§ **What you have to do**:
Below are some records. Copy every line in them that holds "this".

§ **Dataset extract**:
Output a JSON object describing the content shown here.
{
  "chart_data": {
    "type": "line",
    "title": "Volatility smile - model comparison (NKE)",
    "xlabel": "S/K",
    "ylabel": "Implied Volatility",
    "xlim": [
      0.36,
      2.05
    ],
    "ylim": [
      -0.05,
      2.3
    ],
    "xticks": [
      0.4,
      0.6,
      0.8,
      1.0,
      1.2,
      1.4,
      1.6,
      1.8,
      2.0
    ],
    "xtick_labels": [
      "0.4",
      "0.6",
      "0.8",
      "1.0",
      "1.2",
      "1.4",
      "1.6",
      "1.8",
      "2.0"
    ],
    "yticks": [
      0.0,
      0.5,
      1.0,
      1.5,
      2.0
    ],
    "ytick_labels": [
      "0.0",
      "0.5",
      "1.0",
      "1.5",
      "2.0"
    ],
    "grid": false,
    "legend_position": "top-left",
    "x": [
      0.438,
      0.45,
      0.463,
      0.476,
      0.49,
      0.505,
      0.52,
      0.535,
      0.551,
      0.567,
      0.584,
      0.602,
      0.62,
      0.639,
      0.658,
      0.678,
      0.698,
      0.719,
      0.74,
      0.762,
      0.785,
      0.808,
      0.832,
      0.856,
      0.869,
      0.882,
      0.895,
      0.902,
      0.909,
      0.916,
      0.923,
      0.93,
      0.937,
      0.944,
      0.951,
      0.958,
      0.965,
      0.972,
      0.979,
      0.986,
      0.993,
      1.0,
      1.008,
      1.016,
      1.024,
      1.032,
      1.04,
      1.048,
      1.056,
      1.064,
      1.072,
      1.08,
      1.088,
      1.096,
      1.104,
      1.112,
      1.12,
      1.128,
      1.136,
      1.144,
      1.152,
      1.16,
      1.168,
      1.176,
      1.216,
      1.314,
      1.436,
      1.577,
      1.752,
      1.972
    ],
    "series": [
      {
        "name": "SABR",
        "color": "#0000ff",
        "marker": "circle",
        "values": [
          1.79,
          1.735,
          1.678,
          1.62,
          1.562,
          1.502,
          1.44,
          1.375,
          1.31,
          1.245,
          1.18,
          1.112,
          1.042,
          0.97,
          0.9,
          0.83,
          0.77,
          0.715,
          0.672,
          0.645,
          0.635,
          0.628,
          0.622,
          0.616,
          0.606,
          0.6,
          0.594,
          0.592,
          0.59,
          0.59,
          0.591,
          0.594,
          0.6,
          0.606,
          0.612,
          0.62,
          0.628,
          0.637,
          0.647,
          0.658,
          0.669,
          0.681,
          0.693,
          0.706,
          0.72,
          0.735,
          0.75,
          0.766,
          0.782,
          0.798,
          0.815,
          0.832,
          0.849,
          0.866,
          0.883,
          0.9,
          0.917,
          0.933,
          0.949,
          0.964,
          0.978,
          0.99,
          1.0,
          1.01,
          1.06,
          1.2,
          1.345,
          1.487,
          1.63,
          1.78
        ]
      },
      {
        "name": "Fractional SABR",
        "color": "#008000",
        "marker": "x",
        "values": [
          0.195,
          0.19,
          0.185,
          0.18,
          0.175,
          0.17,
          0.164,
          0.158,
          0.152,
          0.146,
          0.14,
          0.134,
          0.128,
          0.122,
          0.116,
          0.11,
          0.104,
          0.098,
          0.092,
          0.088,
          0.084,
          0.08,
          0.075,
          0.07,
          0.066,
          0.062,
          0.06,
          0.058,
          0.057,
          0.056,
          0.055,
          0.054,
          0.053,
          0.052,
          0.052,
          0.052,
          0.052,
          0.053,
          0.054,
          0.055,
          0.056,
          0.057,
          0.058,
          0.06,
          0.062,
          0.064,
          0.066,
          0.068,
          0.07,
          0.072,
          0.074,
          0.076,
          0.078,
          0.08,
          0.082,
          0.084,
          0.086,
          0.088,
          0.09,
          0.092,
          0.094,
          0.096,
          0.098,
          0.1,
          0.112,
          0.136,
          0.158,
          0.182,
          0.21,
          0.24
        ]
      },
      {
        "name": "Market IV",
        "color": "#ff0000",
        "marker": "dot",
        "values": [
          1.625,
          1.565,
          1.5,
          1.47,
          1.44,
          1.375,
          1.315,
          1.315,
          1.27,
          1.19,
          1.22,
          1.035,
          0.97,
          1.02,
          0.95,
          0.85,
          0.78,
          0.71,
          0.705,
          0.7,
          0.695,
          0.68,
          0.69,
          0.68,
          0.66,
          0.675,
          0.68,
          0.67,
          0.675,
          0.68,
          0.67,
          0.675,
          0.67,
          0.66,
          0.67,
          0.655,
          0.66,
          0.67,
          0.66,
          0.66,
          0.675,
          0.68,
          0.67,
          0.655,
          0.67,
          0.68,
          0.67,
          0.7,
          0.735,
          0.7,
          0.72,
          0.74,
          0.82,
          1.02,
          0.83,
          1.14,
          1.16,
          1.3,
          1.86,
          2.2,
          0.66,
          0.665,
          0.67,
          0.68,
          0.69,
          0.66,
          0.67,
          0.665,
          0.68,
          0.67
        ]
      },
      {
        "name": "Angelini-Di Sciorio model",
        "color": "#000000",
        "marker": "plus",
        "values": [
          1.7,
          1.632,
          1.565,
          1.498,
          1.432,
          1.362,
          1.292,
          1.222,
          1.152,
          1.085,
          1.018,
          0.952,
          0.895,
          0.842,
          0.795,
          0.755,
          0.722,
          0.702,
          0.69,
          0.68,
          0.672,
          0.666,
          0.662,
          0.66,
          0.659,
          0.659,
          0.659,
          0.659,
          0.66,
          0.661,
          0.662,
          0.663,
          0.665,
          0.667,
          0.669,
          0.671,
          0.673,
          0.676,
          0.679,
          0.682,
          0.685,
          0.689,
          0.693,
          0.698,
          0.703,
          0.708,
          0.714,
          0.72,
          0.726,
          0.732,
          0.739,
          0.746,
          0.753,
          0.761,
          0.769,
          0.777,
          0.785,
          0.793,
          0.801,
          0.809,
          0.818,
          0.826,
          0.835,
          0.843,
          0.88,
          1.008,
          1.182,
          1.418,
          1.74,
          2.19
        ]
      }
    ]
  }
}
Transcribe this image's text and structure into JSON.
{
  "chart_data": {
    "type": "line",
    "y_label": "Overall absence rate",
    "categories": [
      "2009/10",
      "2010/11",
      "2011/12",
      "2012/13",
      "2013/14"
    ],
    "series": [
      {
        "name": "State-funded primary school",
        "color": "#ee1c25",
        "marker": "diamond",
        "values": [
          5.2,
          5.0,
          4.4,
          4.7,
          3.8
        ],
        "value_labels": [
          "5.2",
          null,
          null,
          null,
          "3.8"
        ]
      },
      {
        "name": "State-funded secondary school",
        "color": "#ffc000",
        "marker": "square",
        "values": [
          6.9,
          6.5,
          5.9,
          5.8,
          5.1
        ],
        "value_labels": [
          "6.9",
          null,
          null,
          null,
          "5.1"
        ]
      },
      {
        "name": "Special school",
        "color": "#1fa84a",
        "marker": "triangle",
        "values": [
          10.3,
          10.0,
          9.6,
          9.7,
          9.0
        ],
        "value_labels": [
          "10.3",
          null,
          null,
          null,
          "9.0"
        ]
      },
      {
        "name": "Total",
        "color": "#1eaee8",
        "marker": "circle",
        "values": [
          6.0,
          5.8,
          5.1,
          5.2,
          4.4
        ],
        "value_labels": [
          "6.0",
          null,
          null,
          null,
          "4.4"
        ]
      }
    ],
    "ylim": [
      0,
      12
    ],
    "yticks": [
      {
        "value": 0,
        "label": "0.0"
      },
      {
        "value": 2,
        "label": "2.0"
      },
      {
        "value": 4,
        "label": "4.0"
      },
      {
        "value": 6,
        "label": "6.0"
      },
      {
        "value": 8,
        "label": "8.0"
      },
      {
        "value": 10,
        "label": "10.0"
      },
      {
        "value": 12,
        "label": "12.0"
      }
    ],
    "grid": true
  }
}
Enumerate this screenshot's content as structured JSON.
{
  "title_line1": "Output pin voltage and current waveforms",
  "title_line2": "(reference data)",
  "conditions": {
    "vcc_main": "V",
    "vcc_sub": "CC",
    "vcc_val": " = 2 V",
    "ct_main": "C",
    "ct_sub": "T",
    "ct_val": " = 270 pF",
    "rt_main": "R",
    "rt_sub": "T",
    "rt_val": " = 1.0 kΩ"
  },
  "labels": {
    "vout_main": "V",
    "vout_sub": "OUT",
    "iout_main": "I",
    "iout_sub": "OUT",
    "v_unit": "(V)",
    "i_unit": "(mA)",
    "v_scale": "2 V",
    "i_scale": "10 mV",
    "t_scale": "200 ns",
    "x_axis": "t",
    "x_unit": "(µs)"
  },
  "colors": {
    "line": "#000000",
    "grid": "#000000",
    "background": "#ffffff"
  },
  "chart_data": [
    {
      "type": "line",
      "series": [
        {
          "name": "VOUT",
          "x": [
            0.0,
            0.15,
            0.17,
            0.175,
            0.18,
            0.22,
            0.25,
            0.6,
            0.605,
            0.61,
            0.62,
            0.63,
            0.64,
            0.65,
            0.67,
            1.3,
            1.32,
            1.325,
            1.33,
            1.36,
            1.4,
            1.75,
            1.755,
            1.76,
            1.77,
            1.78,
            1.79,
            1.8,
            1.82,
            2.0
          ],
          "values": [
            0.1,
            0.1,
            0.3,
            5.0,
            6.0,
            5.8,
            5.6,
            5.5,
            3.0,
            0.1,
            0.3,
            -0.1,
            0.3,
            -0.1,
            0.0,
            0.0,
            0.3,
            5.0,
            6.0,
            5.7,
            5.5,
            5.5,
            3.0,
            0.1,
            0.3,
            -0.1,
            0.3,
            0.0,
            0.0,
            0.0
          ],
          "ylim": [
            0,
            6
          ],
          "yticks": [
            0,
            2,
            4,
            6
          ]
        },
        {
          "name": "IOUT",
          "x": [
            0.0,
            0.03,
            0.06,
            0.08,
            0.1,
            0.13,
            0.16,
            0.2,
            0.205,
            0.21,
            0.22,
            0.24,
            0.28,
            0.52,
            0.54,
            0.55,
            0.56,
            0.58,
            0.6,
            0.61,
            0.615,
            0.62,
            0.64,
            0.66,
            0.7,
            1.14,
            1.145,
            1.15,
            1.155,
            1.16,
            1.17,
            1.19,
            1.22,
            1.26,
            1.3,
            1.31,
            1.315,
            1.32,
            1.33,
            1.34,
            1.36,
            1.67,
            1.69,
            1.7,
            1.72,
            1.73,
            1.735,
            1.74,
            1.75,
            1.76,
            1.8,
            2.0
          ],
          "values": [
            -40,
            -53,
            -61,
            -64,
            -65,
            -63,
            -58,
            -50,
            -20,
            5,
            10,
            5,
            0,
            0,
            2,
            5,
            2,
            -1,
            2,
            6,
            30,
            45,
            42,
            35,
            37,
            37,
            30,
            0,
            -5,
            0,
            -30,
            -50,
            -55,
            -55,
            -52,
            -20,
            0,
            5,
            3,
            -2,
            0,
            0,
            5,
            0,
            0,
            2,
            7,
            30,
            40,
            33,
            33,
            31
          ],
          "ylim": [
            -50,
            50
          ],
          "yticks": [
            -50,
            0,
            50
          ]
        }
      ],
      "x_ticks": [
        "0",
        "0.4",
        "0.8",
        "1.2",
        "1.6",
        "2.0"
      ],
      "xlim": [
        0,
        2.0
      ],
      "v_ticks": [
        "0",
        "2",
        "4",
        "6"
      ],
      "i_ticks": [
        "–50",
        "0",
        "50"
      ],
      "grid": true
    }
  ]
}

§ **Written solution**:
Transcribe this image's text and structure into JSON.
Enumerate this screenshot's content as structured JSON.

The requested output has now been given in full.